Entries from a dataset:
-- Start --

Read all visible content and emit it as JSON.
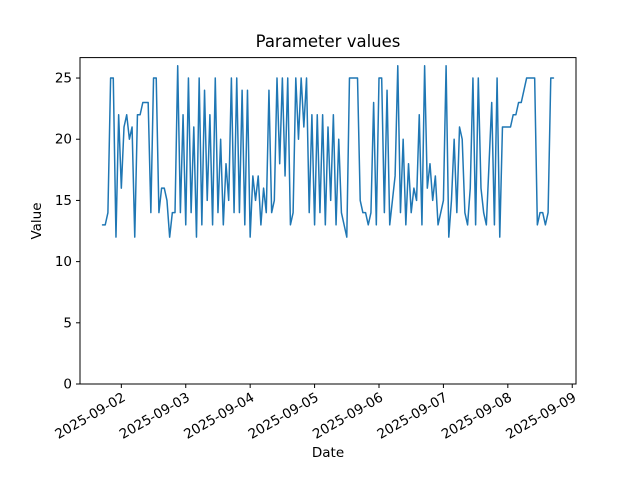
{
  "chart_data": {
    "type": "line",
    "title": "Parameter values",
    "xlabel": "Date",
    "ylabel": "Value",
    "line_color": "#1f77b4",
    "axis_color": "#000000",
    "background_color": "#ffffff",
    "grid": false,
    "legend": null,
    "x_start": "2025-09-01 17:00",
    "interval_hours": 1,
    "x_tick_labels": [
      "2025-09-02",
      "2025-09-03",
      "2025-09-04",
      "2025-09-05",
      "2025-09-06",
      "2025-09-07",
      "2025-09-08",
      "2025-09-09"
    ],
    "x_tick_hours": [
      7,
      31,
      55,
      79,
      103,
      127,
      151,
      175
    ],
    "x_tick_rotation_deg": 30,
    "xlim_hours": [
      -8.4,
      176.4
    ],
    "y_tick_values": [
      0,
      5,
      10,
      15,
      20,
      25
    ],
    "ylim": [
      0,
      26.67
    ],
    "values": [
      13,
      13,
      14,
      25,
      25,
      12,
      22,
      16,
      21,
      22,
      20,
      21,
      12,
      22,
      22,
      23,
      23,
      23,
      14,
      25,
      25,
      14,
      16,
      16,
      15,
      12,
      14,
      14,
      26,
      14,
      22,
      13,
      25,
      14,
      21,
      12,
      25,
      13,
      24,
      15,
      22,
      13,
      25,
      14,
      20,
      13,
      18,
      15,
      25,
      14,
      25,
      14,
      24,
      13,
      24,
      12,
      17,
      15,
      17,
      13,
      16,
      14,
      24,
      14,
      15,
      25,
      18,
      25,
      17,
      25,
      13,
      14,
      25,
      20,
      25,
      21,
      25,
      14,
      22,
      13,
      22,
      14,
      22,
      13,
      21,
      15,
      22,
      13,
      20,
      14,
      13,
      12,
      25,
      25,
      25,
      25,
      15,
      14,
      14,
      13,
      14,
      23,
      13,
      25,
      25,
      14,
      24,
      13,
      15,
      17,
      26,
      14,
      20,
      13,
      18,
      14,
      16,
      15,
      22,
      13,
      26,
      16,
      18,
      15,
      17,
      13,
      14,
      15,
      26,
      12,
      15,
      20,
      14,
      21,
      20,
      14,
      13,
      16,
      25,
      13,
      25,
      16,
      14,
      13,
      18,
      23,
      13,
      25,
      12,
      21,
      21,
      21,
      21,
      22,
      22,
      23,
      23,
      24,
      25,
      25,
      25,
      25,
      13,
      14,
      14,
      13,
      14,
      25,
      25
    ]
  }
}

-- End --

→ Aim
Copy out all the records exactly, excluding pictures.

→ Exercise output
Read all visible content and emit it as JSON.
{
  "chart_data": {
    "type": "line",
    "title": "Parameter values",
    "xlabel": "Date",
    "ylabel": "Value",
    "line_color": "#1f77b4",
    "axis_color": "#000000",
    "background_color": "#ffffff",
    "grid": false,
    "legend": null,
    "x_start": "2025-09-01 17:00",
    "interval_hours": 1,
    "x_tick_labels": [
      "2025-09-02",
      "2025-09-03",
      "2025-09-04",
      "2025-09-05",
      "2025-09-06",
      "2025-09-07",
      "2025-09-08",
      "2025-09-09"
    ],
    "x_tick_hours": [
      7,
      31,
      55,
      79,
      103,
      127,
      151,
      175
    ],
    "x_tick_rotation_deg": 30,
    "xlim_hours": [
      -8.4,
      176.4
    ],
    "y_tick_values": [
      0,
      5,
      10,
      15,
      20,
      25
    ],
    "ylim": [
      0,
      26.67
    ],
    "values": [
      13,
      13,
      14,
      25,
      25,
      12,
      22,
      16,
      21,
      22,
      20,
      21,
      12,
      22,
      22,
      23,
      23,
      23,
      14,
      25,
      25,
      14,
      16,
      16,
      15,
      12,
      14,
      14,
      26,
      14,
      22,
      13,
      25,
      14,
      21,
      12,
      25,
      13,
      24,
      15,
      22,
      13,
      25,
      14,
      20,
      13,
      18,
      15,
      25,
      14,
      25,
      14,
      24,
      13,
      24,
      12,
      17,
      15,
      17,
      13,
      16,
      14,
      24,
      14,
      15,
      25,
      18,
      25,
      17,
      25,
      13,
      14,
      25,
      20,
      25,
      21,
      25,
      14,
      22,
      13,
      22,
      14,
      22,
      13,
      21,
      15,
      22,
      13,
      20,
      14,
      13,
      12,
      25,
      25,
      25,
      25,
      15,
      14,
      14,
      13,
      14,
      23,
      13,
      25,
      25,
      14,
      24,
      13,
      15,
      17,
      26,
      14,
      20,
      13,
      18,
      14,
      16,
      15,
      22,
      13,
      26,
      16,
      18,
      15,
      17,
      13,
      14,
      15,
      26,
      12,
      15,
      20,
      14,
      21,
      20,
      14,
      13,
      16,
      25,
      13,
      25,
      16,
      14,
      13,
      18,
      23,
      13,
      25,
      12,
      21,
      21,
      21,
      21,
      22,
      22,
      23,
      23,
      24,
      25,
      25,
      25,
      25,
      13,
      14,
      14,
      13,
      14,
      25,
      25
    ]
  }
}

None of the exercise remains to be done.